◆ TASK DESCRIPTION
Go through the listing below and gather every line with the word "document".
== INPUT MATERIAL ==
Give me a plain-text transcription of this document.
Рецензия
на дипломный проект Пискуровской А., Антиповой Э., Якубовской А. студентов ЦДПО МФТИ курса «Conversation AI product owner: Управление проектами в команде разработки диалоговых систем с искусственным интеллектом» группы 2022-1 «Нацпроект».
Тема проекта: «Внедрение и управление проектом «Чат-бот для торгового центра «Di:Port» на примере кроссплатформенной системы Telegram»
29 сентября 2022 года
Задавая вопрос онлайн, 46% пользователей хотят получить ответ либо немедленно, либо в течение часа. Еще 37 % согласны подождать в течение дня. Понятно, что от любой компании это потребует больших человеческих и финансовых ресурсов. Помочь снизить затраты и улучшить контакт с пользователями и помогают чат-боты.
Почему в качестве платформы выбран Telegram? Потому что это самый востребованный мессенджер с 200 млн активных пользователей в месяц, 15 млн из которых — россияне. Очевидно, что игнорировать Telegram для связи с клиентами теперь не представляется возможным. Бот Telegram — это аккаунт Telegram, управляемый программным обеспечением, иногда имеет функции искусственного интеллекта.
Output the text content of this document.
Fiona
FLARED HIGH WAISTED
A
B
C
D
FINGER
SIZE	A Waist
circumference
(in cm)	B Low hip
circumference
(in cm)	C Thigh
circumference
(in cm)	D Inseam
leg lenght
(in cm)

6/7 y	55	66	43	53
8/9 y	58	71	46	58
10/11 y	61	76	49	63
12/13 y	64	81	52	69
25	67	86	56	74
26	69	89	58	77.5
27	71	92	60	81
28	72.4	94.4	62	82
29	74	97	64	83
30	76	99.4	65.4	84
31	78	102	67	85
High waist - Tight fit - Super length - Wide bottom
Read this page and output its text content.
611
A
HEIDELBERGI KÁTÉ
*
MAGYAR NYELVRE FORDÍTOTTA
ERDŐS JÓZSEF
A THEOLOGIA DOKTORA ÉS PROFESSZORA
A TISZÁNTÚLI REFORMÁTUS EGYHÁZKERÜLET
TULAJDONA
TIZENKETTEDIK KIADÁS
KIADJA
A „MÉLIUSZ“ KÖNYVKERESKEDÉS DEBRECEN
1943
===
◆ RESPONSE TO THE EXERCISE
Give me a plain-text transcription of this document.
Output the text content of this document.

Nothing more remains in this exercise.